To do
The whole listing below should be output again, word for word.

= Beginning of Section =

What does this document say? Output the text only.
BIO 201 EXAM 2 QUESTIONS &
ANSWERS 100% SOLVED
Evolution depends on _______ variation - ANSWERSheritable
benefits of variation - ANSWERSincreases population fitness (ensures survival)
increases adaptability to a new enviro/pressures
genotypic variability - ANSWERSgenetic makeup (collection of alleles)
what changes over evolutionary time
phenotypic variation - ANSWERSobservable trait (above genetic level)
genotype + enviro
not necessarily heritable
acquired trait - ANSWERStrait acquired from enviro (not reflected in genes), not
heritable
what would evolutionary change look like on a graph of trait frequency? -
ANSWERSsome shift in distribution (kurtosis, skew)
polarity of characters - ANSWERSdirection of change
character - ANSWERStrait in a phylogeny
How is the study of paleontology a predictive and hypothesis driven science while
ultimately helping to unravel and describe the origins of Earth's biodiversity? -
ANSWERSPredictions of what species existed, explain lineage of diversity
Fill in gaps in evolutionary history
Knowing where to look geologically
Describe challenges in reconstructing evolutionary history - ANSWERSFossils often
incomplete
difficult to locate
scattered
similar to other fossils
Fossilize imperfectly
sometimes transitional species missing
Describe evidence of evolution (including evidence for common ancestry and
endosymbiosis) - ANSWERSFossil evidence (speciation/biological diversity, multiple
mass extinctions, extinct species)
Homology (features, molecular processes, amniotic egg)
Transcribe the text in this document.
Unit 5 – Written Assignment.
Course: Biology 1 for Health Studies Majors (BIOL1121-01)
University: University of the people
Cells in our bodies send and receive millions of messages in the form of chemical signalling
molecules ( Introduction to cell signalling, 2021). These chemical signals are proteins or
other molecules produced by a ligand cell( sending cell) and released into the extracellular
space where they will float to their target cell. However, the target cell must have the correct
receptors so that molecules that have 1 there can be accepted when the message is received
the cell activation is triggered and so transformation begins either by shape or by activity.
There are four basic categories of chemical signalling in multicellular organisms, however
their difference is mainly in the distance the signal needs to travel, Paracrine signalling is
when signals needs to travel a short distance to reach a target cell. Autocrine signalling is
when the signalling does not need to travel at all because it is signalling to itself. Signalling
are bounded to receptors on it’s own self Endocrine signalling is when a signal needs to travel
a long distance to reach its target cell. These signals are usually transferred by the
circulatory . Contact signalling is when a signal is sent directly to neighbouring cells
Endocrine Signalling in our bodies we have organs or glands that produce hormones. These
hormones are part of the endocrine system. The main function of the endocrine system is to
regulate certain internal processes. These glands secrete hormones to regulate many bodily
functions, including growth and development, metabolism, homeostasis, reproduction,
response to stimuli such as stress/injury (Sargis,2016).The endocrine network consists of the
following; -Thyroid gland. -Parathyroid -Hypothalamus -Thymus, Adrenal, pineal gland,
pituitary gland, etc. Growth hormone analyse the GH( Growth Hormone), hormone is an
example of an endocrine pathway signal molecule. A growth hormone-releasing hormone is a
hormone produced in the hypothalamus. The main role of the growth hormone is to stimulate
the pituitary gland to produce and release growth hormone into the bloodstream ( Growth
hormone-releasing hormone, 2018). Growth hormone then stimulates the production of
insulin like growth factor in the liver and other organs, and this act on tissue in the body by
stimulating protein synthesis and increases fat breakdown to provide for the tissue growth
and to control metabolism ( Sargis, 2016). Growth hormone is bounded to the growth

= End of Section =

Response area
What does this document say? Output the text only.
BIO 201 EXAM 2 QUESTIONS &
ANSWERS 100% SOLVED
Evolution depends on _______ variation - ANSWERSheritable
benefits of variation - ANSWERSincreases population fitness (ensures survival)
increases adaptability to a new enviro/pressures
genotypic variability - ANSWERSgenetic makeup (collection of alleles)
what changes over evolutionary time
phenotypic variation - ANSWERSobservable trait (above genetic level)
genotype + enviro
not necessarily heritable
acquired trait - ANSWERStrait acquired from enviro (not reflected in genes), not
heritable
what would evolutionary change look like on a graph of trait frequency? -
ANSWERSsome shift in distribution (kurtosis, skew)
polarity of characters - ANSWERSdirection of change
character - ANSWERStrait in a phylogeny
How is the study of paleontology a predictive and hypothesis driven science while
ultimately helping to unravel and describe the origins of Earth's biodiversity? -
ANSWERSPredictions of what species existed, explain lineage of diversity
Fill in gaps in evolutionary history
Knowing where to look geologically
Describe challenges in reconstructing evolutionary history - ANSWERSFossils often
incomplete
difficult to locate
scattered
similar to other fossils
Fossilize imperfectly
sometimes transitional species missing
Describe evidence of evolution (including evidence for common ancestry and
endosymbiosis) - ANSWERSFossil evidence (speciation/biological diversity, multiple
mass extinctions, extinct species)
Homology (features, molecular processes, amniotic egg)
Transcribe the text in this document.
Unit 5 – Written Assignment.
Course: Biology 1 for Health Studies Majors (BIOL1121-01)
University: University of the people
Cells in our bodies send and receive millions of messages in the form of chemical signalling
molecules ( Introduction to cell signalling, 2021). These chemical signals are proteins or
other molecules produced by a ligand cell( sending cell) and released into the extracellular
space where they will float to their target cell. However, the target cell must have the correct
receptors so that molecules that have 1 there can be accepted when the message is received
the cell activation is triggered and so transformation begins either by shape or by activity.
There are four basic categories of chemical signalling in multicellular organisms, however
their difference is mainly in the distance the signal needs to travel, Paracrine signalling is
when signals needs to travel a short distance to reach a target cell. Autocrine signalling is
when the signalling does not need to travel at all because it is signalling to itself. Signalling
are bounded to receptors on it’s own self Endocrine signalling is when a signal needs to travel
a long distance to reach its target cell. These signals are usually transferred by the
circulatory . Contact signalling is when a signal is sent directly to neighbouring cells
Endocrine Signalling in our bodies we have organs or glands that produce hormones. These
hormones are part of the endocrine system. The main function of the endocrine system is to
regulate certain internal processes. These glands secrete hormones to regulate many bodily
functions, including growth and development, metabolism, homeostasis, reproduction,
response to stimuli such as stress/injury (Sargis,2016).The endocrine network consists of the
following; -Thyroid gland. -Parathyroid -Hypothalamus -Thymus, Adrenal, pineal gland,
pituitary gland, etc. Growth hormone analyse the GH( Growth Hormone), hormone is an
example of an endocrine pathway signal molecule. A growth hormone-releasing hormone is a
hormone produced in the hypothalamus. The main role of the growth hormone is to stimulate
the pituitary gland to produce and release growth hormone into the bloodstream ( Growth
hormone-releasing hormone, 2018). Growth hormone then stimulates the production of
insulin like growth factor in the liver and other organs, and this act on tissue in the body by
stimulating protein synthesis and increases fat breakdown to provide for the tissue growth
and to control metabolism ( Sargis, 2016). Growth hormone is bounded to the growth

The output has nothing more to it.